Collected data

* * * *

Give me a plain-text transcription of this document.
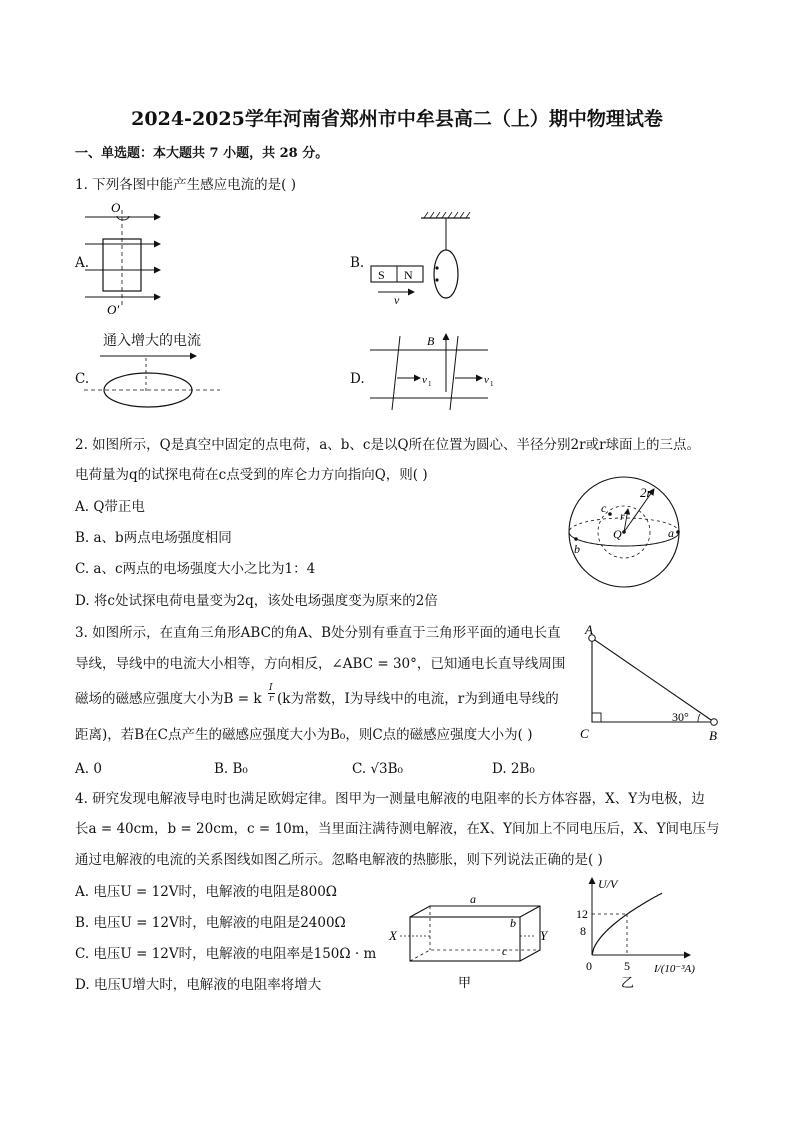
2024-2025学年河南省郑州市中牟县高二（上）期中物理试卷
一、单选题：本大题共 7 小题，共 28 分。
1. 下列各图中能产生感应电流的是( )
A.
O
O′
B.
S N
v
C.
通入增大的电流
D.
B
v 1	v 1
2. 如图所示，Q是真空中固定的点电荷，a、b、c是以Q所在位置为圆心、半径分别2r或r球面上的三点。
电荷量为q的试探电荷在c点受到的库仑力方向指向Q，则( )
A. Q带正电
B. a、b两点电场强度相同
C. a、c两点的电场强度大小之比为1：4
D. 将c处试探电荷电量变为2q，该处电场强度变为原来的2倍
2r
r
c
Q	a
b
3. 如图所示，在直角三角形ABC的角A、B处分别有垂直于三角形平面的通电长直
导线，导线中的电流大小相等，方向相反，∠ABC = 30°，已知通电长直导线周围
磁场的磁感应强度大小为B = k
I
r (k为常数，I为导线中的电流，r为到通电导线的
距离)，若B在C点产生的磁感应强度大小为B₀，则C点的磁感应强度大小为( )
A. 0	B. B₀	C. √3B₀	D. 2B₀
A
C	B
30°
4. 研究发现电解液导电时也满足欧姆定律。图甲为一测量电解液的电阻率的长方体容器，X、Y为电极，边
长a = 40cm，b = 20cm，c = 10m，当里面注满待测电解液，在X、Y间加上不同电压后，X、Y间电压与
通过电解液的电流的关系图线如图乙所示。忽略电解液的热膨胀，则下列说法正确的是( )
A. 电压U = 12V时，电解液的电阻是800Ω
B. 电压U = 12V时，电解液的电阻是2400Ω
C. 电压U = 12V时，电解液的电阻率是150Ω · m
D. 电压U增大时，电解液的电阻率将增大
a
b
c
X	Y
甲
U/V
12
8
0	5 I/(10⁻³A)
乙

* * * *

Challenge
Give back the whole listing as it stands, minus its pictures.

Result of this exercise
Give me a plain-text transcription of this document.
2024-2025学年河南省郑州市中牟县高二（上）期中物理试卷
一、单选题：本大题共 7 小题，共 28 分。
1. 下列各图中能产生感应电流的是( )
A.
O
O′
B.
S N
v
C.
通入增大的电流
D.
B
v 1	v 1
2. 如图所示，Q是真空中固定的点电荷，a、b、c是以Q所在位置为圆心、半径分别2r或r球面上的三点。
电荷量为q的试探电荷在c点受到的库仑力方向指向Q，则( )
A. Q带正电
B. a、b两点电场强度相同
C. a、c两点的电场强度大小之比为1：4
D. 将c处试探电荷电量变为2q，该处电场强度变为原来的2倍
2r
r
c
Q	a
b
3. 如图所示，在直角三角形ABC的角A、B处分别有垂直于三角形平面的通电长直
导线，导线中的电流大小相等，方向相反，∠ABC = 30°，已知通电长直导线周围
磁场的磁感应强度大小为B = k
I
r (k为常数，I为导线中的电流，r为到通电导线的
距离)，若B在C点产生的磁感应强度大小为B₀，则C点的磁感应强度大小为( )
A. 0	B. B₀	C. √3B₀	D. 2B₀
A
C	B
30°
4. 研究发现电解液导电时也满足欧姆定律。图甲为一测量电解液的电阻率的长方体容器，X、Y为电极，边
长a = 40cm，b = 20cm，c = 10m，当里面注满待测电解液，在X、Y间加上不同电压后，X、Y间电压与
通过电解液的电流的关系图线如图乙所示。忽略电解液的热膨胀，则下列说法正确的是( )
A. 电压U = 12V时，电解液的电阻是800Ω
B. 电压U = 12V时，电解液的电阻是2400Ω
C. 电压U = 12V时，电解液的电阻率是150Ω · m
D. 电压U增大时，电解液的电阻率将增大
a
b
c
X	Y
甲
U/V
12
8
0	5 I/(10⁻³A)
乙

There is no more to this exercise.